◆ GOAL ◆
In the listing below, find every line with the string "this" and pull it out.

◆ PROVIDED RECORDS ◆
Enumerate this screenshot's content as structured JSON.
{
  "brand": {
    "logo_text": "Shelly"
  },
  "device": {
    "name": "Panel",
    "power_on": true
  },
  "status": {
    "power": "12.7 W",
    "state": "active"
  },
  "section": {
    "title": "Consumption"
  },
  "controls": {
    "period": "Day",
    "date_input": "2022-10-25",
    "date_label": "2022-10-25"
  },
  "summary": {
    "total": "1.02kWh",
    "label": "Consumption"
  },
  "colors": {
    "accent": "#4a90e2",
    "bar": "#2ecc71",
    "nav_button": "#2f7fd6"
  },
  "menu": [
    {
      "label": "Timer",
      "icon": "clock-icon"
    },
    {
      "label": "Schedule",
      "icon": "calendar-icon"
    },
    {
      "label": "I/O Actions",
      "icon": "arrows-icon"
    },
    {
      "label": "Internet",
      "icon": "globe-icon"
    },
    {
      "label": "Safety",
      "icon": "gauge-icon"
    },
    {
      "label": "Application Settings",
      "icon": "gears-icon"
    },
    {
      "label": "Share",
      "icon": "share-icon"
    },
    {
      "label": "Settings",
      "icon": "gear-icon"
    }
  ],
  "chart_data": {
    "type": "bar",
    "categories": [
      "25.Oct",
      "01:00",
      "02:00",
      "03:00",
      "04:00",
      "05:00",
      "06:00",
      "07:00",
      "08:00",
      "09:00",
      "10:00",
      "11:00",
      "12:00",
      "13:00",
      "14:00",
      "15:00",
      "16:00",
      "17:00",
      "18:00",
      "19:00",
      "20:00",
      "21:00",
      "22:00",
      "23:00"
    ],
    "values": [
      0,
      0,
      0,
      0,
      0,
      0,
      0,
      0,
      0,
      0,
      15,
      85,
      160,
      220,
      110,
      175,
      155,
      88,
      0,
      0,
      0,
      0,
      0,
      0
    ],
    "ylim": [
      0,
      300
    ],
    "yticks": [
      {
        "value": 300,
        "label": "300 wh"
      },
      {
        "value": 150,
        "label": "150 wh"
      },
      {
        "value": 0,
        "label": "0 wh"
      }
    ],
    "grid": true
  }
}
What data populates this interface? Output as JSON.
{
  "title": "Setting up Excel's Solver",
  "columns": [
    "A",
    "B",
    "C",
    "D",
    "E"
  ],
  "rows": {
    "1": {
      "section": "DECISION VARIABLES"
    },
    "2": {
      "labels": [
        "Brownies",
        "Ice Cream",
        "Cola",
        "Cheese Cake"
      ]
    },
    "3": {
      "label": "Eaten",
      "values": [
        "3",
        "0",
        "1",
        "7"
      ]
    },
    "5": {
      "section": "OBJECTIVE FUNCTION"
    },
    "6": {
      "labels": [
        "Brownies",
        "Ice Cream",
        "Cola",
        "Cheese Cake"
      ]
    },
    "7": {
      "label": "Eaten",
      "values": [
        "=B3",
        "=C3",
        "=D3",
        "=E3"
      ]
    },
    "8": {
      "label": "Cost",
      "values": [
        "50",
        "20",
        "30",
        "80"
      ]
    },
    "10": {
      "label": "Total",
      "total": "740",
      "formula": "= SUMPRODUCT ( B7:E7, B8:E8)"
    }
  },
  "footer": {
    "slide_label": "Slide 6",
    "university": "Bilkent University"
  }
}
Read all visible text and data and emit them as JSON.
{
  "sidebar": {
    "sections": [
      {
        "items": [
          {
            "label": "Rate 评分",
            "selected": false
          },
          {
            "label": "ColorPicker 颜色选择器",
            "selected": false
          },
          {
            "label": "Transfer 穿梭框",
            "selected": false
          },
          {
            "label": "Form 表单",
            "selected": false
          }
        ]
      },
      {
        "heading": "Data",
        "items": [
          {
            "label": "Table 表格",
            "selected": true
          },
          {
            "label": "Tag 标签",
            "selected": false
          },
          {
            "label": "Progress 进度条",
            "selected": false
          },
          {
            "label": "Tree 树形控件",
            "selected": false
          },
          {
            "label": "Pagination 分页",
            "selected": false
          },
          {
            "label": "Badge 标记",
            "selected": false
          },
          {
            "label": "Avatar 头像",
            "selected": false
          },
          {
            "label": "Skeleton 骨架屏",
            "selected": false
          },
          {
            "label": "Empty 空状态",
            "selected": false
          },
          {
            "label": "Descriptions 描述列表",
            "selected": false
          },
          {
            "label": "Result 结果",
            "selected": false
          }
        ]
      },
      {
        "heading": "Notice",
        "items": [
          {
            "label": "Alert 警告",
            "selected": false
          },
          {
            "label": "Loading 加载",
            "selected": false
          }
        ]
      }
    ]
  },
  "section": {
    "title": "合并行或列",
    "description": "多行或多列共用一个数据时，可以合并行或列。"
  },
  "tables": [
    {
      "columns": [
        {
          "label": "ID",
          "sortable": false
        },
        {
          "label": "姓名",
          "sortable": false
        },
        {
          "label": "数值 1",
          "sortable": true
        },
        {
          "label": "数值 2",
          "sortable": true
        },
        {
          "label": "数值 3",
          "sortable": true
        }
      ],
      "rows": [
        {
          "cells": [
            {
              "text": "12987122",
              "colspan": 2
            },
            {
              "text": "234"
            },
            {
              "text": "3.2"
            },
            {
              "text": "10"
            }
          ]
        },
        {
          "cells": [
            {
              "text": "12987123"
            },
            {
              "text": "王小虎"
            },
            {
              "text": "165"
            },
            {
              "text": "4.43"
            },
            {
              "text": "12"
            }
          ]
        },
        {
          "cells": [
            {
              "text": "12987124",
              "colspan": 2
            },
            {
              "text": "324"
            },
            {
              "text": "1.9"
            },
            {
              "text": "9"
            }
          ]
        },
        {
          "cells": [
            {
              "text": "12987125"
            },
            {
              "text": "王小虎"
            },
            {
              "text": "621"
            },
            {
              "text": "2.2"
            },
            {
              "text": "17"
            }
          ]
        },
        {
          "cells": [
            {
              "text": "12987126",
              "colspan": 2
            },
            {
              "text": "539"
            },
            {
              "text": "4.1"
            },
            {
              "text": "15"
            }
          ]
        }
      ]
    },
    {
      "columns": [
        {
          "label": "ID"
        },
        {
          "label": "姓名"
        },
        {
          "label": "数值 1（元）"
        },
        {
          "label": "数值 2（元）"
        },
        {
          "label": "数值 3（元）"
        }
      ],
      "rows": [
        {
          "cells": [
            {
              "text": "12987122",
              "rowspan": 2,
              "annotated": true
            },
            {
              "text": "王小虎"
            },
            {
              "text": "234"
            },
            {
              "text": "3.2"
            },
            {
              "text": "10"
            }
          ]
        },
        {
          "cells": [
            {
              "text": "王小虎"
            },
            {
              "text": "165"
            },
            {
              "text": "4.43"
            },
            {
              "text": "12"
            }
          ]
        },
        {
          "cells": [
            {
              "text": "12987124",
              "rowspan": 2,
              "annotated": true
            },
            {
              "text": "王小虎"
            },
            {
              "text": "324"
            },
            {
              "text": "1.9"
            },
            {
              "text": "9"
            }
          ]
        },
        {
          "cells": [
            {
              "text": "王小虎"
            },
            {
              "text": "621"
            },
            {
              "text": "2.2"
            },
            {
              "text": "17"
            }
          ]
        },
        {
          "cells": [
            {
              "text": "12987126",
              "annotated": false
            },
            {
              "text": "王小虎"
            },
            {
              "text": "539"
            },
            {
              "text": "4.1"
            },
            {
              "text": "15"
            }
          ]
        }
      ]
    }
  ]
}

◆ RESULT OF THE TASK ◆
Enumerate this screenshot's content as structured JSON.
What data populates this interface? Output as JSON.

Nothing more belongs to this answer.